* **Recorded data**:
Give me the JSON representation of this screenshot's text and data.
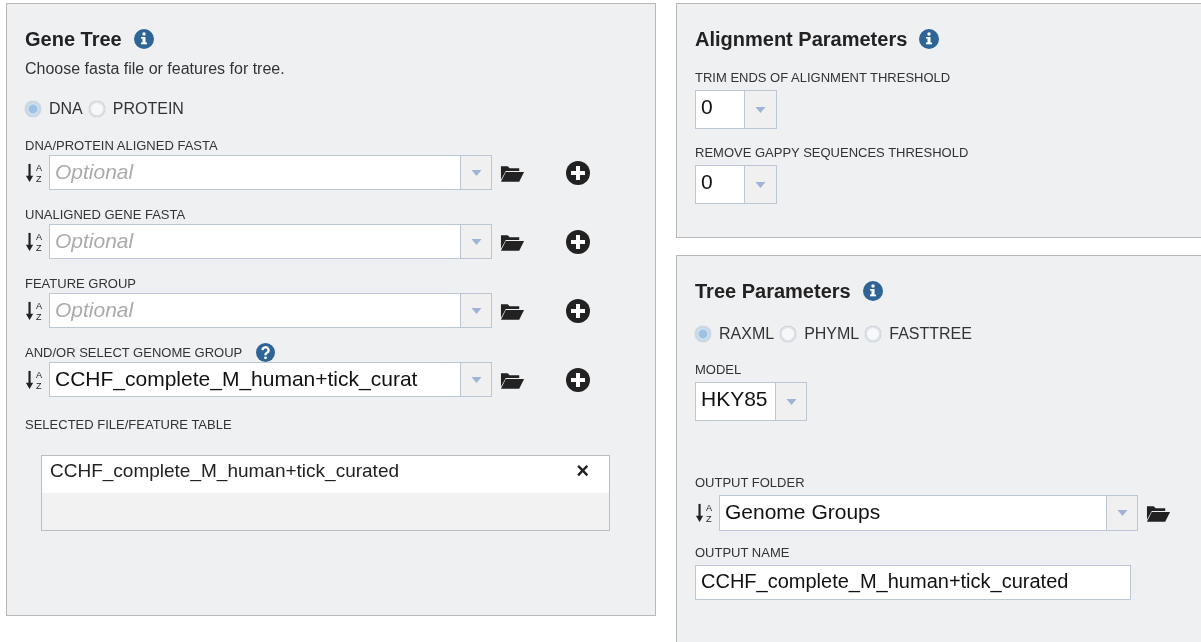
{
  "gene_tree": {
    "title": "Gene Tree",
    "description": "Choose fasta file or features for tree.",
    "sequence_types": [
      {
        "label": "DNA",
        "selected": true
      },
      {
        "label": "PROTEIN",
        "selected": false
      }
    ],
    "fields": [
      {
        "label": "DNA/PROTEIN ALIGNED FASTA",
        "help": false,
        "placeholder": "Optional",
        "sort": {
          "top": "A",
          "bottom": "Z"
        }
      },
      {
        "label": "UNALIGNED GENE FASTA",
        "help": false,
        "placeholder": "Optional",
        "sort": {
          "top": "A",
          "bottom": "Z"
        }
      },
      {
        "label": "FEATURE GROUP",
        "help": false,
        "placeholder": "Optional",
        "sort": {
          "top": "A",
          "bottom": "Z"
        }
      },
      {
        "label": "AND/OR SELECT GENOME GROUP",
        "help": true,
        "value": "CCHF_complete_M_human+tick_curat",
        "sort": {
          "top": "A",
          "bottom": "Z"
        }
      }
    ],
    "selected_table": {
      "label": "SELECTED FILE/FEATURE TABLE",
      "rows": [
        {
          "name": "CCHF_complete_M_human+tick_curated",
          "remove": "×"
        }
      ]
    }
  },
  "alignment_parameters": {
    "title": "Alignment Parameters",
    "fields": [
      {
        "label": "TRIM ENDS OF ALIGNMENT THRESHOLD",
        "value": "0"
      },
      {
        "label": "REMOVE GAPPY SEQUENCES THRESHOLD",
        "value": "0"
      }
    ]
  },
  "tree_parameters": {
    "title": "Tree Parameters",
    "programs": [
      {
        "label": "RAXML",
        "selected": true
      },
      {
        "label": "PHYML",
        "selected": false
      },
      {
        "label": "FASTTREE",
        "selected": false
      }
    ],
    "model": {
      "label": "MODEL",
      "value": "HKY85"
    },
    "output_folder": {
      "label": "OUTPUT FOLDER",
      "value": "Genome Groups",
      "sort": {
        "top": "A",
        "bottom": "Z"
      }
    },
    "output_name": {
      "label": "OUTPUT NAME",
      "value": "CCHF_complete_M_human+tick_curated"
    }
  }
}
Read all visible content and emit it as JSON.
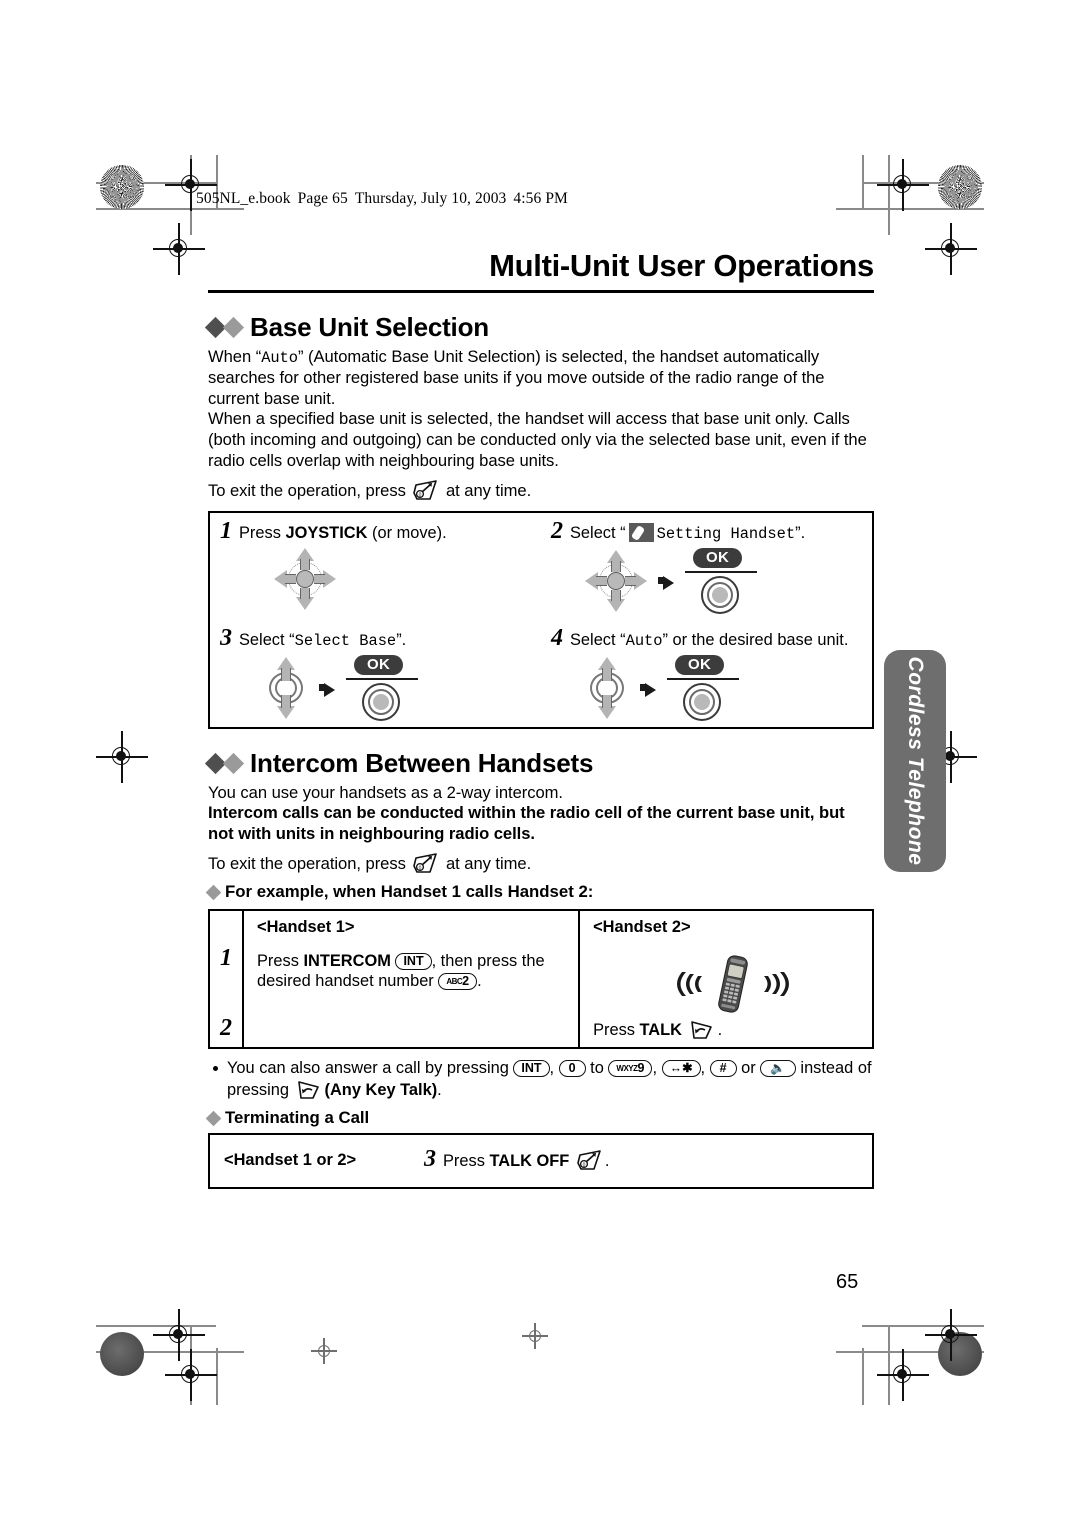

* **Task to complete**: Each record should appear again exactly as it stands, with no picture included.

* **Finished task**:
Give me the JSON representation of this screenshot's text and data.
{
  "gene_tree": {
    "title": "Gene Tree",
    "description": "Choose fasta file or features for tree.",
    "sequence_types": [
      {
        "label": "DNA",
        "selected": true
      },
      {
        "label": "PROTEIN",
        "selected": false
      }
    ],
    "fields": [
      {
        "label": "DNA/PROTEIN ALIGNED FASTA",
        "help": false,
        "placeholder": "Optional",
        "sort": {
          "top": "A",
          "bottom": "Z"
        }
      },
      {
        "label": "UNALIGNED GENE FASTA",
        "help": false,
        "placeholder": "Optional",
        "sort": {
          "top": "A",
          "bottom": "Z"
        }
      },
      {
        "label": "FEATURE GROUP",
        "help": false,
        "placeholder": "Optional",
        "sort": {
          "top": "A",
          "bottom": "Z"
        }
      },
      {
        "label": "AND/OR SELECT GENOME GROUP",
        "help": true,
        "value": "CCHF_complete_M_human+tick_curat",
        "sort": {
          "top": "A",
          "bottom": "Z"
        }
      }
    ],
    "selected_table": {
      "label": "SELECTED FILE/FEATURE TABLE",
      "rows": [
        {
          "name": "CCHF_complete_M_human+tick_curated",
          "remove": "×"
        }
      ]
    }
  },
  "alignment_parameters": {
    "title": "Alignment Parameters",
    "fields": [
      {
        "label": "TRIM ENDS OF ALIGNMENT THRESHOLD",
        "value": "0"
      },
      {
        "label": "REMOVE GAPPY SEQUENCES THRESHOLD",
        "value": "0"
      }
    ]
  },
  "tree_parameters": {
    "title": "Tree Parameters",
    "programs": [
      {
        "label": "RAXML",
        "selected": true
      },
      {
        "label": "PHYML",
        "selected": false
      },
      {
        "label": "FASTTREE",
        "selected": false
      }
    ],
    "model": {
      "label": "MODEL",
      "value": "HKY85"
    },
    "output_folder": {
      "label": "OUTPUT FOLDER",
      "value": "Genome Groups",
      "sort": {
        "top": "A",
        "bottom": "Z"
      }
    },
    "output_name": {
      "label": "OUTPUT NAME",
      "value": "CCHF_complete_M_human+tick_curated"
    }
  }
}
Read all visible content and emit it as JSON.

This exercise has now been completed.